AIM OF THE EXERCISE ▸
Copy the following lines without changing anything.

INPUT FOR THIS TASK ▸
● ● ● ●

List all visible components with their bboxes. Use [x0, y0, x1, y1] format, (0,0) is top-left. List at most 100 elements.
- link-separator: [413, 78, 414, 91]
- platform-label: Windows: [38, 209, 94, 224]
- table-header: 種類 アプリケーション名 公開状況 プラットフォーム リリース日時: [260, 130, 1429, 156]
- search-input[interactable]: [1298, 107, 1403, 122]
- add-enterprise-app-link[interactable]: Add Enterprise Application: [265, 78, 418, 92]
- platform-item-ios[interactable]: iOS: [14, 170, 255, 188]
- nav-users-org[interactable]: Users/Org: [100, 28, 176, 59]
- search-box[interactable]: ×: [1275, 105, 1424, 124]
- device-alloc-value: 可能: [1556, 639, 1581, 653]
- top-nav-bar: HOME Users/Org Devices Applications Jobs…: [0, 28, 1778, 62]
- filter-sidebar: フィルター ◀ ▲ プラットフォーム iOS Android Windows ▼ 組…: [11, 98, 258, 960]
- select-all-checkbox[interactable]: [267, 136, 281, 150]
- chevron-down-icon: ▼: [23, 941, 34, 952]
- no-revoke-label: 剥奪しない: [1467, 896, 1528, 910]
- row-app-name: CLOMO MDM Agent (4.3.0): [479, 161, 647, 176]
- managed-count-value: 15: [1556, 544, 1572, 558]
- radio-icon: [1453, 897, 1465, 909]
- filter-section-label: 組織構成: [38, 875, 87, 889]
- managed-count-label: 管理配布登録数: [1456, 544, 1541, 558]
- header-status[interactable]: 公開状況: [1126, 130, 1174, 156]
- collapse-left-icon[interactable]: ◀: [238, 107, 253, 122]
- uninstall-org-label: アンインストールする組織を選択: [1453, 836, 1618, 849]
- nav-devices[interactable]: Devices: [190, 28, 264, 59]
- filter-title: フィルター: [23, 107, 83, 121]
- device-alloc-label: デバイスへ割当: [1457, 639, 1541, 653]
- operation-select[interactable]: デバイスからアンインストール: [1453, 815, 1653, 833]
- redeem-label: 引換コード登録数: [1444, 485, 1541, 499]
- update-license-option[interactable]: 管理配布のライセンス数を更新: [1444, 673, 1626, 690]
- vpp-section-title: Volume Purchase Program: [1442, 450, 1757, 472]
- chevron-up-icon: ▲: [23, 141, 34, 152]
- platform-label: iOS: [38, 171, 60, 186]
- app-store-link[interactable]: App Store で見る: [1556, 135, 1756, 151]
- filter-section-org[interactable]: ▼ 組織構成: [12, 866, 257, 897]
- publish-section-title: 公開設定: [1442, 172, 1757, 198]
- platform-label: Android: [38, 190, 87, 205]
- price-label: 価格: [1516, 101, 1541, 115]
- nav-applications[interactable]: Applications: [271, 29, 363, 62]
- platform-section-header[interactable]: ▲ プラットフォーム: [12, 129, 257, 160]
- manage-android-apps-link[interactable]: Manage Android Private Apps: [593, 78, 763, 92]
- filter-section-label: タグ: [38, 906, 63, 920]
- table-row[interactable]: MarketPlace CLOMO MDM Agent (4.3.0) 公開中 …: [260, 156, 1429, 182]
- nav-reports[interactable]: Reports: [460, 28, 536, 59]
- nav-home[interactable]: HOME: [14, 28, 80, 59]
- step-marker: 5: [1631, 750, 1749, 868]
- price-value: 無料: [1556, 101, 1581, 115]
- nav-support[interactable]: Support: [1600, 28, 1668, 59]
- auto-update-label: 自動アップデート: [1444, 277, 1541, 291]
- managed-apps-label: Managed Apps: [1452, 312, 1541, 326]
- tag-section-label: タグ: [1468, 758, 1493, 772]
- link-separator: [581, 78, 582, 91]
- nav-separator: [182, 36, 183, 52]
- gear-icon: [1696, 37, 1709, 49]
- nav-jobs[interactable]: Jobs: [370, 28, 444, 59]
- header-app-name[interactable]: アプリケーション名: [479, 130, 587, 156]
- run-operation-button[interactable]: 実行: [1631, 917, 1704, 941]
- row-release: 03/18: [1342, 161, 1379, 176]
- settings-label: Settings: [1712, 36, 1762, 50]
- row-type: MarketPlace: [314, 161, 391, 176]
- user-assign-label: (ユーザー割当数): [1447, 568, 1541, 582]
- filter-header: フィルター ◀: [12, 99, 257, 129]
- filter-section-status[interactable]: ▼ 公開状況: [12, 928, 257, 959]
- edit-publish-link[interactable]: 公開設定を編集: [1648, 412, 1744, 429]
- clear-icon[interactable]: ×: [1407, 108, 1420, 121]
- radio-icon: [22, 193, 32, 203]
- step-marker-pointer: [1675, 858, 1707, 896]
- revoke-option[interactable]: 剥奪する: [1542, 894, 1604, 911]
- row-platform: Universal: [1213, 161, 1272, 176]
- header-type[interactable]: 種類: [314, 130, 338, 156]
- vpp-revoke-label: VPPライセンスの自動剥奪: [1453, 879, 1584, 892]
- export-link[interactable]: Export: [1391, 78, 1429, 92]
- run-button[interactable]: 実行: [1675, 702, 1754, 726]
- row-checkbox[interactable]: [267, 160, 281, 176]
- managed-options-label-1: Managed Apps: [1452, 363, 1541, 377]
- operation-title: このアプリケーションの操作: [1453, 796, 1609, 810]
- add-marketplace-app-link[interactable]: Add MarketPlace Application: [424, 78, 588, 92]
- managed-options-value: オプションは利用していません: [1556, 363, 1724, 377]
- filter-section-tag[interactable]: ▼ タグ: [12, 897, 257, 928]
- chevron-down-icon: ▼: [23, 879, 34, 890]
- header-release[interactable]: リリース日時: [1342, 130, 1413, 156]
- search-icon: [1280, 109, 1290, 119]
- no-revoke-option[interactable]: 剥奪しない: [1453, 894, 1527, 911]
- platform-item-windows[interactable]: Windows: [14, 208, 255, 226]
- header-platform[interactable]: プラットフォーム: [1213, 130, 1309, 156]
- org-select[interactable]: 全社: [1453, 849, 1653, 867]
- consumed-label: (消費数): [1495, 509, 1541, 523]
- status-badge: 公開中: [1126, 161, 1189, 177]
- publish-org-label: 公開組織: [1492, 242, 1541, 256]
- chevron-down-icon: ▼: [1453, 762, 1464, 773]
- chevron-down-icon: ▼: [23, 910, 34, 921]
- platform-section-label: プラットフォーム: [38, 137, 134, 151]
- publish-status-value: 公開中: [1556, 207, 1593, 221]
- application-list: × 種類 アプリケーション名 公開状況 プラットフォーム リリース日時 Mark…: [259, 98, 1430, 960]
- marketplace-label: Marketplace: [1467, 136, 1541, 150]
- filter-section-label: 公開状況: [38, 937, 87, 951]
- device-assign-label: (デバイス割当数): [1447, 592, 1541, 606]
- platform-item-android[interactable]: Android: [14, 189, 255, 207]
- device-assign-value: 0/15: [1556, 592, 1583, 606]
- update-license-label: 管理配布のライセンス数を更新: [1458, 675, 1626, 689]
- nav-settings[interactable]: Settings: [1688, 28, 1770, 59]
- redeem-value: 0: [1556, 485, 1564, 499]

● ● ● ●

WRITTEN RESPONSE ▸
List all visible components with their bboxes. Use [x0, y0, x1, y1] format, (0,0) is top-left. List at most 100 elements.
- link-separator: [413, 78, 414, 91]
- platform-label: Windows: [38, 209, 94, 224]
- table-header: 種類 アプリケーション名 公開状況 プラットフォーム リリース日時: [260, 130, 1429, 156]
- search-input[interactable]: [1298, 107, 1403, 122]
- add-enterprise-app-link[interactable]: Add Enterprise Application: [265, 78, 418, 92]
- platform-item-ios[interactable]: iOS: [14, 170, 255, 188]
- nav-users-org[interactable]: Users/Org: [100, 28, 176, 59]
- search-box[interactable]: ×: [1275, 105, 1424, 124]
- device-alloc-value: 可能: [1556, 639, 1581, 653]
- top-nav-bar: HOME Users/Org Devices Applications Jobs…: [0, 28, 1778, 62]
- filter-sidebar: フィルター ◀ ▲ プラットフォーム iOS Android Windows ▼ 組…: [11, 98, 258, 960]
- select-all-checkbox[interactable]: [267, 136, 281, 150]
- chevron-down-icon: ▼: [23, 941, 34, 952]
- no-revoke-label: 剥奪しない: [1467, 896, 1528, 910]
- row-app-name: CLOMO MDM Agent (4.3.0): [479, 161, 647, 176]
- managed-count-value: 15: [1556, 544, 1572, 558]
- radio-icon: [1453, 897, 1465, 909]
- filter-section-label: 組織構成: [38, 875, 87, 889]
- managed-count-label: 管理配布登録数: [1456, 544, 1541, 558]
- header-status[interactable]: 公開状況: [1126, 130, 1174, 156]
- collapse-left-icon[interactable]: ◀: [238, 107, 253, 122]
- uninstall-org-label: アンインストールする組織を選択: [1453, 836, 1618, 849]
- nav-devices[interactable]: Devices: [190, 28, 264, 59]
- filter-title: フィルター: [23, 107, 83, 121]
- device-alloc-label: デバイスへ割当: [1457, 639, 1541, 653]
- operation-select[interactable]: デバイスからアンインストール: [1453, 815, 1653, 833]
- redeem-label: 引換コード登録数: [1444, 485, 1541, 499]
- update-license-option[interactable]: 管理配布のライセンス数を更新: [1444, 673, 1626, 690]
- vpp-section-title: Volume Purchase Program: [1442, 450, 1757, 472]
- chevron-up-icon: ▲: [23, 141, 34, 152]
- platform-label: iOS: [38, 171, 60, 186]
- app-store-link[interactable]: App Store で見る: [1556, 135, 1756, 151]
- filter-section-org[interactable]: ▼ 組織構成: [12, 866, 257, 897]
- publish-section-title: 公開設定: [1442, 172, 1757, 198]
- platform-label: Android: [38, 190, 87, 205]
- price-label: 価格: [1516, 101, 1541, 115]
- nav-applications[interactable]: Applications: [271, 29, 363, 62]
- platform-section-header[interactable]: ▲ プラットフォーム: [12, 129, 257, 160]
- manage-android-apps-link[interactable]: Manage Android Private Apps: [593, 78, 763, 92]
- filter-section-label: タグ: [38, 906, 63, 920]
- table-row[interactable]: MarketPlace CLOMO MDM Agent (4.3.0) 公開中 …: [260, 156, 1429, 182]
- nav-reports[interactable]: Reports: [460, 28, 536, 59]
- nav-home[interactable]: HOME: [14, 28, 80, 59]
- step-marker: 5: [1631, 750, 1749, 868]
- price-value: 無料: [1556, 101, 1581, 115]
- nav-support[interactable]: Support: [1600, 28, 1668, 59]
- auto-update-label: 自動アップデート: [1444, 277, 1541, 291]
- managed-apps-label: Managed Apps: [1452, 312, 1541, 326]
- tag-section-label: タグ: [1468, 758, 1493, 772]
- link-separator: [581, 78, 582, 91]
- nav-separator: [182, 36, 183, 52]
- gear-icon: [1696, 37, 1709, 49]
- nav-jobs[interactable]: Jobs: [370, 28, 444, 59]
- header-app-name[interactable]: アプリケーション名: [479, 130, 587, 156]
- run-operation-button[interactable]: 実行: [1631, 917, 1704, 941]
- row-release: 03/18: [1342, 161, 1379, 176]
- settings-label: Settings: [1712, 36, 1762, 50]
- row-type: MarketPlace: [314, 161, 391, 176]
- user-assign-label: (ユーザー割当数): [1447, 568, 1541, 582]
- filter-header: フィルター ◀: [12, 99, 257, 129]
- filter-section-status[interactable]: ▼ 公開状況: [12, 928, 257, 959]
- edit-publish-link[interactable]: 公開設定を編集: [1648, 412, 1744, 429]
- clear-icon[interactable]: ×: [1407, 108, 1420, 121]
- radio-icon: [22, 193, 32, 203]
- step-marker-pointer: [1675, 858, 1707, 896]
- revoke-option[interactable]: 剥奪する: [1542, 894, 1604, 911]
- row-platform: Universal: [1213, 161, 1272, 176]
- header-type[interactable]: 種類: [314, 130, 338, 156]
- vpp-revoke-label: VPPライセンスの自動剥奪: [1453, 879, 1584, 892]
- export-link[interactable]: Export: [1391, 78, 1429, 92]
- run-button[interactable]: 実行: [1675, 702, 1754, 726]
- row-checkbox[interactable]: [267, 160, 281, 176]
- managed-options-label-1: Managed Apps: [1452, 363, 1541, 377]
- operation-title: このアプリケーションの操作: [1453, 796, 1609, 810]
- add-marketplace-app-link[interactable]: Add MarketPlace Application: [424, 78, 588, 92]
- managed-options-value: オプションは利用していません: [1556, 363, 1724, 377]
- filter-section-tag[interactable]: ▼ タグ: [12, 897, 257, 928]
- chevron-down-icon: ▼: [23, 879, 34, 890]
- header-release[interactable]: リリース日時: [1342, 130, 1413, 156]
- search-icon: [1280, 109, 1290, 119]
- no-revoke-option[interactable]: 剥奪しない: [1453, 894, 1527, 911]
- platform-item-windows[interactable]: Windows: [14, 208, 255, 226]
- header-platform[interactable]: プラットフォーム: [1213, 130, 1309, 156]
- org-select[interactable]: 全社: [1453, 849, 1653, 867]
- consumed-label: (消費数): [1495, 509, 1541, 523]
- status-badge: 公開中: [1126, 161, 1189, 177]
- publish-org-label: 公開組織: [1492, 242, 1541, 256]
- chevron-down-icon: ▼: [1453, 762, 1464, 773]
- chevron-down-icon: ▼: [23, 910, 34, 921]
- platform-section-label: プラットフォーム: [38, 137, 134, 151]
- publish-status-value: 公開中: [1556, 207, 1593, 221]
- application-list: × 種類 アプリケーション名 公開状況 プラットフォーム リリース日時 Mark…: [259, 98, 1430, 960]
- marketplace-label: Marketplace: [1467, 136, 1541, 150]
- filter-section-label: 公開状況: [38, 937, 87, 951]
- device-assign-label: (デバイス割当数): [1447, 592, 1541, 606]
- platform-item-android[interactable]: Android: [14, 189, 255, 207]
- device-assign-value: 0/15: [1556, 592, 1583, 606]
- update-license-label: 管理配布のライセンス数を更新: [1458, 675, 1626, 689]
- nav-settings[interactable]: Settings: [1688, 28, 1770, 59]
- redeem-value: 0: [1556, 485, 1564, 499]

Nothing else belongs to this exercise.